━━━ PROVIDED DATA

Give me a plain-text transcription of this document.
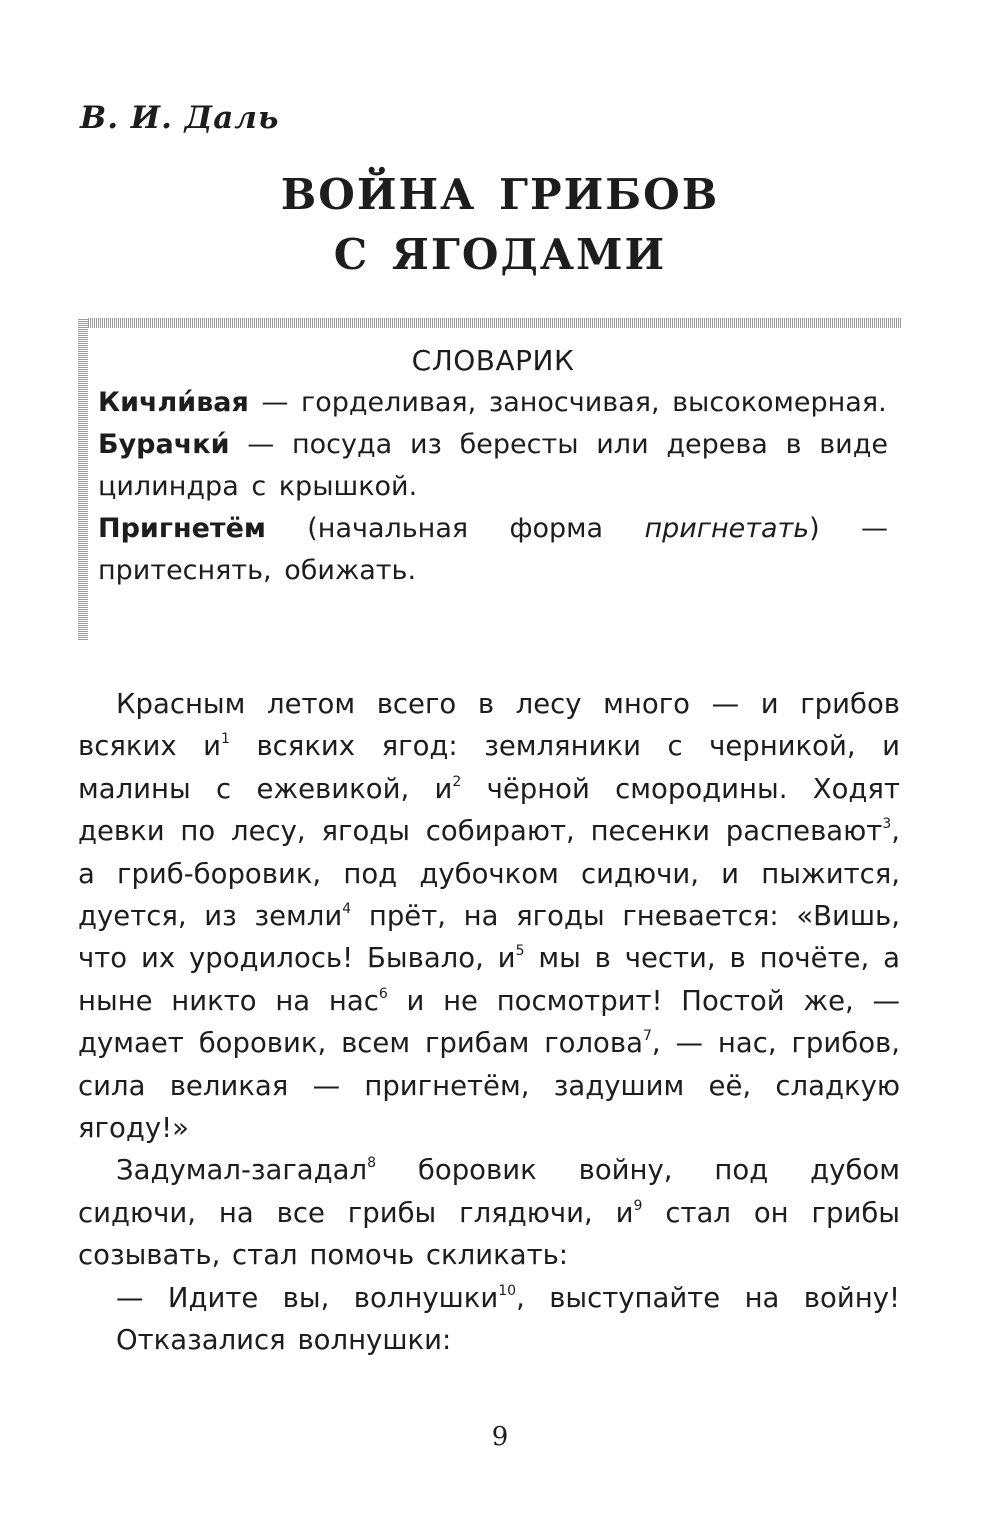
В. И. Даль
ВОЙНА ГРИБОВ
С ЯГОДАМИ
СЛОВАРИК

Кичли́вая — горделивая, заносчивая, высокомерная.

Бурачки́ — посуда из бересты или дерева в виде цилиндра с крышкой.

Пригнетём (начальная форма пригнетать) — притеснять, обижать.

Красным летом всего в лесу много — и грибов всяких $и^1$ всяких ягод: земляники с черникой, и малины с ежевикой, $и^2$ чёрной смородины. Ходят девки по лесу, ягоды собирают, песенки распевают$^3$, а гриб-боровик, под дубочком сидючи, и пыжится, дуется, из земли$^4$ прёт, на ягоды гневается: «Вишь, что их уродилось! Бывало, $и^5$ мы в чести, в почёте, а ныне никто на нас$^6$ и не посмотрит! Постой же, — думает боровик, всем грибам голова$^7$, — нас, грибов, сила великая — пригнетём, задушим её, сладкую ягоду!»

Задумал-загадал$^8$ боровик войну, под дубом сидючи, на все грибы глядючи, $и^9$ стал он грибы созывать, стал помочь скликать:

— Идите вы, волнушки$^{10}$, выступайте на войну!

Отказалися волнушки:

9
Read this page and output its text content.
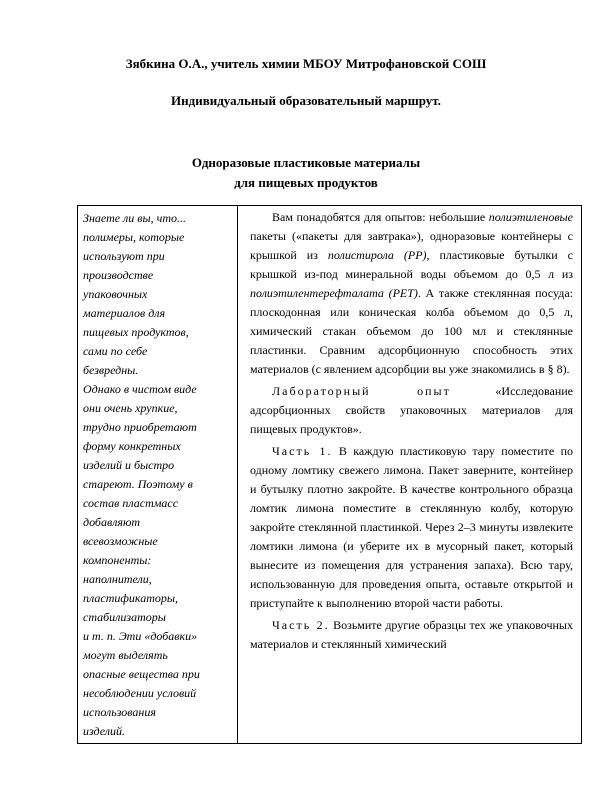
Зябкина О.А., учитель химии МБОУ Митрофановской СОШ
Индивидуальный образовательный маршрут.
Одноразовые пластиковые материалы
для пищевых продуктов
Знаете ли вы, что...
полимеры, которые
используют при
производстве
упаковочных
материалов для
пищевых продуктов,
сами по себе
безвредны.
Однако в чистом виде
они очень хрупкие,
трудно приобретают
форму конкретных
изделий и быстро
стареют. Поэтому в
состав пластмасс
добавляют
всевозможные
компоненты:
наполнители,
пластификаторы,
стабилизаторы
и т. п. Эти «добавки»
могут выделять
опасные вещества при
несоблюдении условий
использования
изделий.

Вам понадобятся для опытов: небольшие полиэтиленовые пакеты («пакеты для завтрака»), одноразовые контейнеры с крышкой из полистирола (PP), пластиковые бутылки с крышкой из-под минеральной воды объемом до 0,5 л из полиэтилентерефталата (PET). А также стеклянная посуда: плоскодонная или коническая колба объемом до 0,5 л, химический стакан объемом до 100 мл и стеклянные пластинки. Сравним адсорбционную способность этих материалов (с явлением адсорбции вы уже знакомились в § 8).

Лабораторный опыт «Исследование адсорбционных свойств упаковочных материалов для пищевых продуктов».

Часть 1. В каждую пластиковую тару поместите по одному ломтику свежего лимона. Пакет заверните, контейнер и бутылку плотно закройте. В качестве контрольного образца ломтик лимона поместите в стеклянную колбу, которую закройте стеклянной пластинкой. Через 2–3 минуты извлеките ломтики лимона (и уберите их в мусорный пакет, который вынесите из помещения для устранения запаха). Всю тару, использованную для проведения опыта, оставьте открытой и приступайте к выполнению второй части работы.

Часть 2. Возьмите другие образцы тех же упаковочных материалов и стеклянный химический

━━━━━━

SHORT TASK: Extract all lines containing the word "упаковочных".

FULL ANSWER:
упаковочных
Лабораторный опыт «Исследование адсорбционных свойств упаковочных материалов для пищевых продуктов».
Часть 2. Возьмите другие образцы тех же упаковочных материалов и стеклянный химический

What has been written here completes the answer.